◆ What the exercise asks
Print out each record below, unaltered and complete, without its images.
----------------
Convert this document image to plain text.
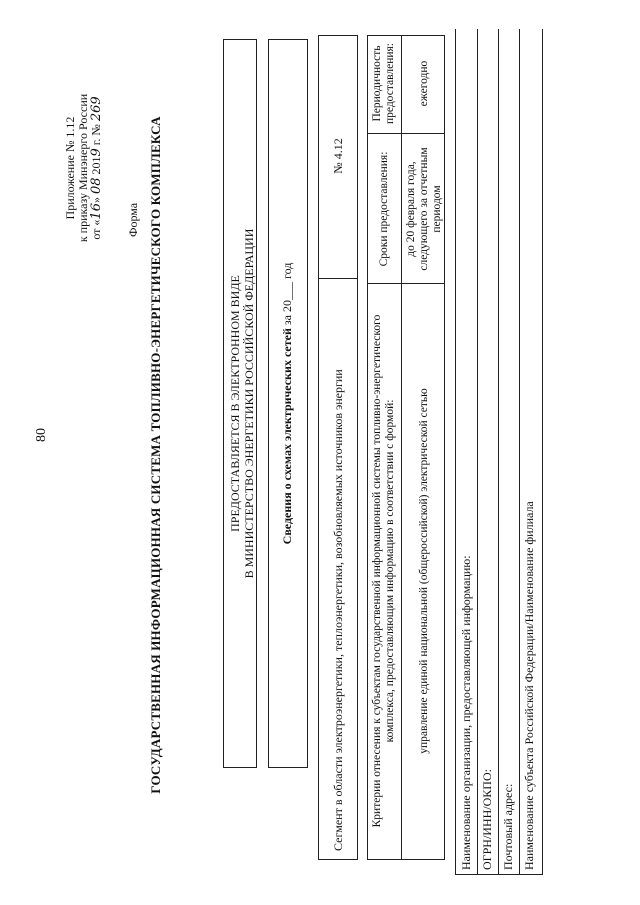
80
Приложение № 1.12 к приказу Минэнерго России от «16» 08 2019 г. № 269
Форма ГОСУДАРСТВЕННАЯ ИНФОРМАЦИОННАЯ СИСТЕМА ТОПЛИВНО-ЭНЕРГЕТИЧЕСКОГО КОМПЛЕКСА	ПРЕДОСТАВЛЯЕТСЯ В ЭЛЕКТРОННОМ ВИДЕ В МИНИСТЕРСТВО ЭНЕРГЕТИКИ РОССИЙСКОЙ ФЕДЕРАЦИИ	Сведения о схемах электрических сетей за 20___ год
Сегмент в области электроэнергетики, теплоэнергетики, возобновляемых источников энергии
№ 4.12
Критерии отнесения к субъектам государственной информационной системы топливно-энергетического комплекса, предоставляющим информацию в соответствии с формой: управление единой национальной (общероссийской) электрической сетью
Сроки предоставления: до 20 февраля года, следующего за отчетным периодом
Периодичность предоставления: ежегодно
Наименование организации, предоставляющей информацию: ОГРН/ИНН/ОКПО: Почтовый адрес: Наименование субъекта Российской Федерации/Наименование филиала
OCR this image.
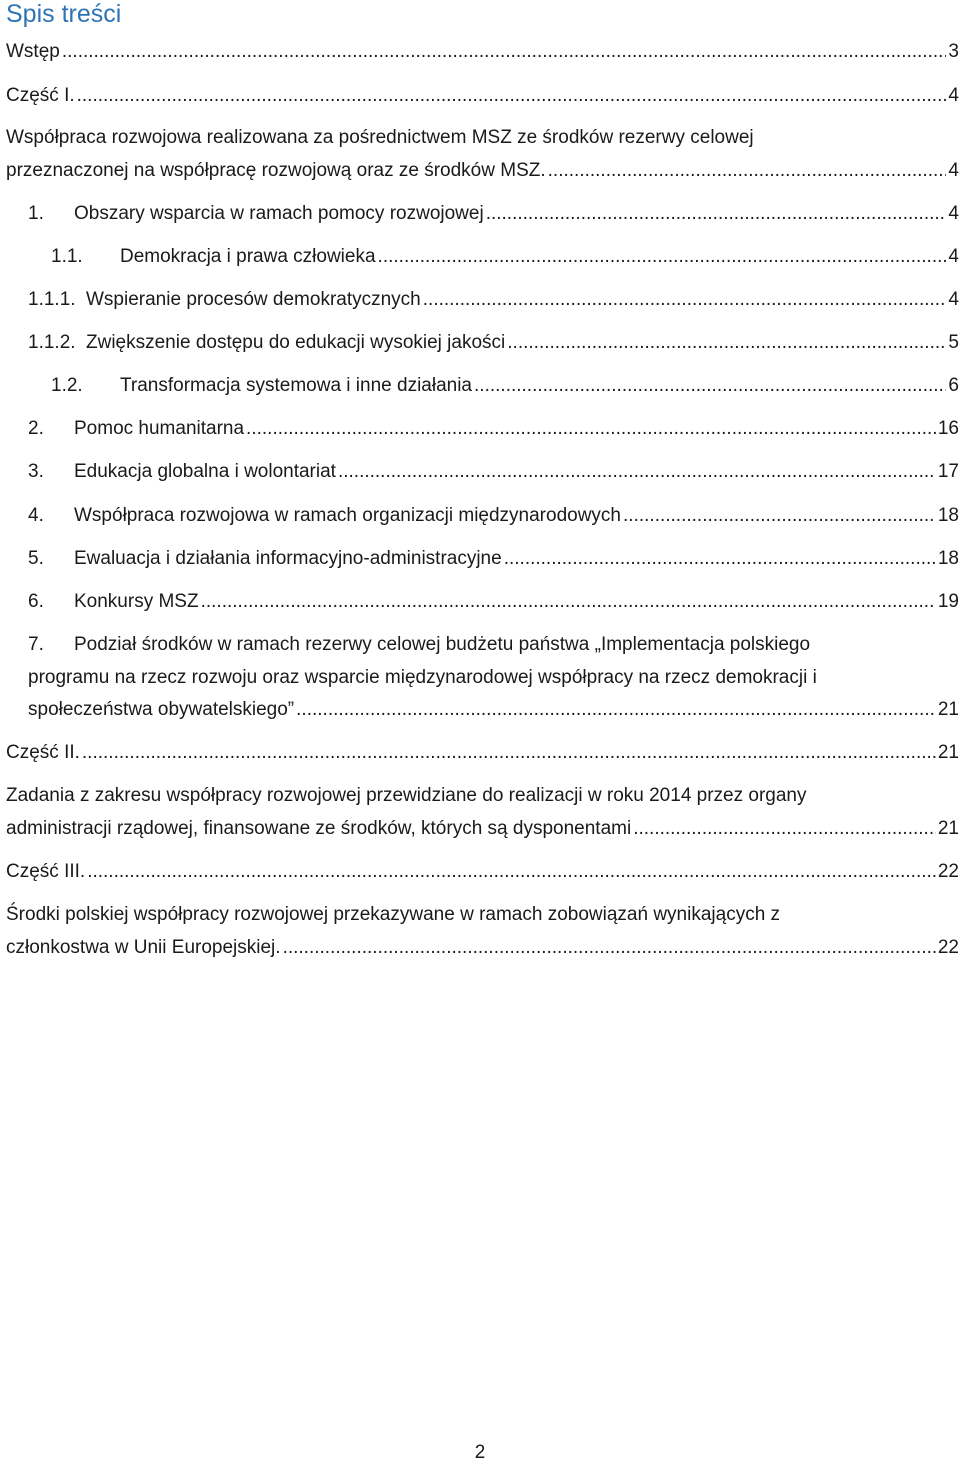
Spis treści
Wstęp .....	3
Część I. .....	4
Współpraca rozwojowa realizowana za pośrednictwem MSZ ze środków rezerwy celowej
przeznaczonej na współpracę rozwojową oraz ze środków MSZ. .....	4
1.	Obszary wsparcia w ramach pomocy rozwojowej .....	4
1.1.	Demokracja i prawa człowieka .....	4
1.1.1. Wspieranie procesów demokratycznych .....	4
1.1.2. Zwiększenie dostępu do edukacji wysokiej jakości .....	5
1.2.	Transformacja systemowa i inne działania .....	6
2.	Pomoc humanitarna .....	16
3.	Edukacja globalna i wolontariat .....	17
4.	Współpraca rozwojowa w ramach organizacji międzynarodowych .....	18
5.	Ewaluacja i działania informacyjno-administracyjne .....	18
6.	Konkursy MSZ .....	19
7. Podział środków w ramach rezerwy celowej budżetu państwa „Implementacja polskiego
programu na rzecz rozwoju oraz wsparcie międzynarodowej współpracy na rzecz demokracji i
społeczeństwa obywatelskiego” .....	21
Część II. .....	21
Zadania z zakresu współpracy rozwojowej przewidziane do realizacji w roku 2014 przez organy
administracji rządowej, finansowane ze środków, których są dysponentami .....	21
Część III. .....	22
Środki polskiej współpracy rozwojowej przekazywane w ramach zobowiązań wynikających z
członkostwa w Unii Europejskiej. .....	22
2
----------------
◆ Full output
Convert this document image to plain text.
80
Приложение № 1.12 к приказу Минэнерго России от «16» 08 2019 г. № 269
Форма ГОСУДАРСТВЕННАЯ ИНФОРМАЦИОННАЯ СИСТЕМА ТОПЛИВНО-ЭНЕРГЕТИЧЕСКОГО КОМПЛЕКСА	ПРЕДОСТАВЛЯЕТСЯ В ЭЛЕКТРОННОМ ВИДЕ В МИНИСТЕРСТВО ЭНЕРГЕТИКИ РОССИЙСКОЙ ФЕДЕРАЦИИ	Сведения о схемах электрических сетей за 20___ год
Сегмент в области электроэнергетики, теплоэнергетики, возобновляемых источников энергии
№ 4.12
Критерии отнесения к субъектам государственной информационной системы топливно-энергетического комплекса, предоставляющим информацию в соответствии с формой: управление единой национальной (общероссийской) электрической сетью
Сроки предоставления: до 20 февраля года, следующего за отчетным периодом
Периодичность предоставления: ежегодно
Наименование организации, предоставляющей информацию: ОГРН/ИНН/ОКПО: Почтовый адрес: Наименование субъекта Российской Федерации/Наименование филиала
OCR this image.
Spis treści
Wstęp .....	3
Część I. .....	4
Współpraca rozwojowa realizowana za pośrednictwem MSZ ze środków rezerwy celowej
przeznaczonej na współpracę rozwojową oraz ze środków MSZ. .....	4
1.	Obszary wsparcia w ramach pomocy rozwojowej .....	4
1.1.	Demokracja i prawa człowieka .....	4
1.1.1. Wspieranie procesów demokratycznych .....	4
1.1.2. Zwiększenie dostępu do edukacji wysokiej jakości .....	5
1.2.	Transformacja systemowa i inne działania .....	6
2.	Pomoc humanitarna .....	16
3.	Edukacja globalna i wolontariat .....	17
4.	Współpraca rozwojowa w ramach organizacji międzynarodowych .....	18
5.	Ewaluacja i działania informacyjno-administracyjne .....	18
6.	Konkursy MSZ .....	19
7. Podział środków w ramach rezerwy celowej budżetu państwa „Implementacja polskiego
programu na rzecz rozwoju oraz wsparcie międzynarodowej współpracy na rzecz demokracji i
społeczeństwa obywatelskiego” .....	21
Część II. .....	21
Zadania z zakresu współpracy rozwojowej przewidziane do realizacji w roku 2014 przez organy
administracji rządowej, finansowane ze środków, których są dysponentami .....	21
Część III. .....	22
Środki polskiej współpracy rozwojowej przekazywane w ramach zobowiązań wynikających z
członkostwa w Unii Europejskiej. .....	22
2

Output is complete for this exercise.